Repeat all of the data precisely.

Excerpt from a dataset:
☆ ☆ ☆

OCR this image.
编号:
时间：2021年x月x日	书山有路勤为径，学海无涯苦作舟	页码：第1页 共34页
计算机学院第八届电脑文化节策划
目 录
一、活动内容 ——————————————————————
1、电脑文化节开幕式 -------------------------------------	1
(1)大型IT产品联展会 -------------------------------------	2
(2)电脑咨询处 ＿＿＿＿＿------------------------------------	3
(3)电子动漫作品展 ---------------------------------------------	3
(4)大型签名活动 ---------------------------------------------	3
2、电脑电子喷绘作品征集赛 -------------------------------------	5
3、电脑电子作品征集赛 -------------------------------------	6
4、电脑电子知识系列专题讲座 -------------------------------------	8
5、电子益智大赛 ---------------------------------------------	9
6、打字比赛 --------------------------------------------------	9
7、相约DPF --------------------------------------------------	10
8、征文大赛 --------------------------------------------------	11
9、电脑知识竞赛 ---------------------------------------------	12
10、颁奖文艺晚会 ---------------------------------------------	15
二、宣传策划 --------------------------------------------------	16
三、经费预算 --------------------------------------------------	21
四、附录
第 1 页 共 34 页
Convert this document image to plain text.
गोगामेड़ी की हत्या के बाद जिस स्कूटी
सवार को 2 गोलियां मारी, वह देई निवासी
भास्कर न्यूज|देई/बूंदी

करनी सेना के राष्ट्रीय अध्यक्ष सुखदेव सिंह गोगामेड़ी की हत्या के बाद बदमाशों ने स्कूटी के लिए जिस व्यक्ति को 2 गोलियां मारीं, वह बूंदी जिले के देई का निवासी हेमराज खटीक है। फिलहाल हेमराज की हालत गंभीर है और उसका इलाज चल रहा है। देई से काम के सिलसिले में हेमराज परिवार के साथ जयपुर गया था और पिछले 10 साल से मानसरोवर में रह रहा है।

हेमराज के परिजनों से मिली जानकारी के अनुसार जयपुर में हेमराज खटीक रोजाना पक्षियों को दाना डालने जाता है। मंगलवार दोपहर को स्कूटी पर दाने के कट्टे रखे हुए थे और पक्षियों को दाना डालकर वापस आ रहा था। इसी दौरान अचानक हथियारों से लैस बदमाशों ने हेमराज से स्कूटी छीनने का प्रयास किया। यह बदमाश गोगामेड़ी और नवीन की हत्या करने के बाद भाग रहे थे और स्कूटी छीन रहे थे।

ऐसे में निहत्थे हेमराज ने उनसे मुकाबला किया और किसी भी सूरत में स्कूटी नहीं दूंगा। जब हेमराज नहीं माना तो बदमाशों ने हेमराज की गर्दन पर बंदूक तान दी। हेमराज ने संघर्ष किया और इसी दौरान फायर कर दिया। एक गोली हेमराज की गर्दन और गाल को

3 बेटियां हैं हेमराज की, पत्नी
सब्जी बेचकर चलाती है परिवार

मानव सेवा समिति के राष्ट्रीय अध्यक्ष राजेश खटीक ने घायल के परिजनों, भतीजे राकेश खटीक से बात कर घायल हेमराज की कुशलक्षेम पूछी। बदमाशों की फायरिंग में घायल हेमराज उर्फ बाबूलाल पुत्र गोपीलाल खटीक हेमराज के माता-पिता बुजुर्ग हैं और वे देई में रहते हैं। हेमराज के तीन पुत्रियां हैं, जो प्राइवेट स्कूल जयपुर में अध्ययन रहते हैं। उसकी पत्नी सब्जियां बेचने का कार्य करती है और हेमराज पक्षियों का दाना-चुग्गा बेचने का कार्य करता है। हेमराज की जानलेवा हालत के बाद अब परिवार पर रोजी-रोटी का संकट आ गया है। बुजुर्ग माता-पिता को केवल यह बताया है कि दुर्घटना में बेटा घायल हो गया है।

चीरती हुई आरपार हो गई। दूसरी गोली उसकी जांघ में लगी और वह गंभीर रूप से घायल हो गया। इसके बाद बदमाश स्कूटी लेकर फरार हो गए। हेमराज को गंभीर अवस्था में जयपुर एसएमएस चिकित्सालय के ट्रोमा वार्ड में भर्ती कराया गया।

☆ ☆ ☆

-- RESPONSE TO THIS EXERCISE --
OCR this image.
编号:
时间：2021年x月x日	书山有路勤为径，学海无涯苦作舟	页码：第1页 共34页
计算机学院第八届电脑文化节策划
目 录
一、活动内容 ——————————————————————
1、电脑文化节开幕式 -------------------------------------	1
(1)大型IT产品联展会 -------------------------------------	2
(2)电脑咨询处 ＿＿＿＿＿------------------------------------	3
(3)电子动漫作品展 ---------------------------------------------	3
(4)大型签名活动 ---------------------------------------------	3
2、电脑电子喷绘作品征集赛 -------------------------------------	5
3、电脑电子作品征集赛 -------------------------------------	6
4、电脑电子知识系列专题讲座 -------------------------------------	8
5、电子益智大赛 ---------------------------------------------	9
6、打字比赛 --------------------------------------------------	9
7、相约DPF --------------------------------------------------	10
8、征文大赛 --------------------------------------------------	11
9、电脑知识竞赛 ---------------------------------------------	12
10、颁奖文艺晚会 ---------------------------------------------	15
二、宣传策划 --------------------------------------------------	16
三、经费预算 --------------------------------------------------	21
四、附录
第 1 页 共 34 页
Convert this document image to plain text.
गोगामेड़ी की हत्या के बाद जिस स्कूटी
सवार को 2 गोलियां मारी, वह देई निवासी
भास्कर न्यूज|देई/बूंदी

करनी सेना के राष्ट्रीय अध्यक्ष सुखदेव सिंह गोगामेड़ी की हत्या के बाद बदमाशों ने स्कूटी के लिए जिस व्यक्ति को 2 गोलियां मारीं, वह बूंदी जिले के देई का निवासी हेमराज खटीक है। फिलहाल हेमराज की हालत गंभीर है और उसका इलाज चल रहा है। देई से काम के सिलसिले में हेमराज परिवार के साथ जयपुर गया था और पिछले 10 साल से मानसरोवर में रह रहा है।

हेमराज के परिजनों से मिली जानकारी के अनुसार जयपुर में हेमराज खटीक रोजाना पक्षियों को दाना डालने जाता है। मंगलवार दोपहर को स्कूटी पर दाने के कट्टे रखे हुए थे और पक्षियों को दाना डालकर वापस आ रहा था। इसी दौरान अचानक हथियारों से लैस बदमाशों ने हेमराज से स्कूटी छीनने का प्रयास किया। यह बदमाश गोगामेड़ी और नवीन की हत्या करने के बाद भाग रहे थे और स्कूटी छीन रहे थे।

ऐसे में निहत्थे हेमराज ने उनसे मुकाबला किया और किसी भी सूरत में स्कूटी नहीं दूंगा। जब हेमराज नहीं माना तो बदमाशों ने हेमराज की गर्दन पर बंदूक तान दी। हेमराज ने संघर्ष किया और इसी दौरान फायर कर दिया। एक गोली हेमराज की गर्दन और गाल को

3 बेटियां हैं हेमराज की, पत्नी
सब्जी बेचकर चलाती है परिवार

मानव सेवा समिति के राष्ट्रीय अध्यक्ष राजेश खटीक ने घायल के परिजनों, भतीजे राकेश खटीक से बात कर घायल हेमराज की कुशलक्षेम पूछी। बदमाशों की फायरिंग में घायल हेमराज उर्फ बाबूलाल पुत्र गोपीलाल खटीक हेमराज के माता-पिता बुजुर्ग हैं और वे देई में रहते हैं। हेमराज के तीन पुत्रियां हैं, जो प्राइवेट स्कूल जयपुर में अध्ययन रहते हैं। उसकी पत्नी सब्जियां बेचने का कार्य करती है और हेमराज पक्षियों का दाना-चुग्गा बेचने का कार्य करता है। हेमराज की जानलेवा हालत के बाद अब परिवार पर रोजी-रोटी का संकट आ गया है। बुजुर्ग माता-पिता को केवल यह बताया है कि दुर्घटना में बेटा घायल हो गया है।

चीरती हुई आरपार हो गई। दूसरी गोली उसकी जांघ में लगी और वह गंभीर रूप से घायल हो गया। इसके बाद बदमाश स्कूटी लेकर फरार हो गए। हेमराज को गंभीर अवस्था में जयपुर एसएमएस चिकित्सालय के ट्रोमा वार्ड में भर्ती कराया गया।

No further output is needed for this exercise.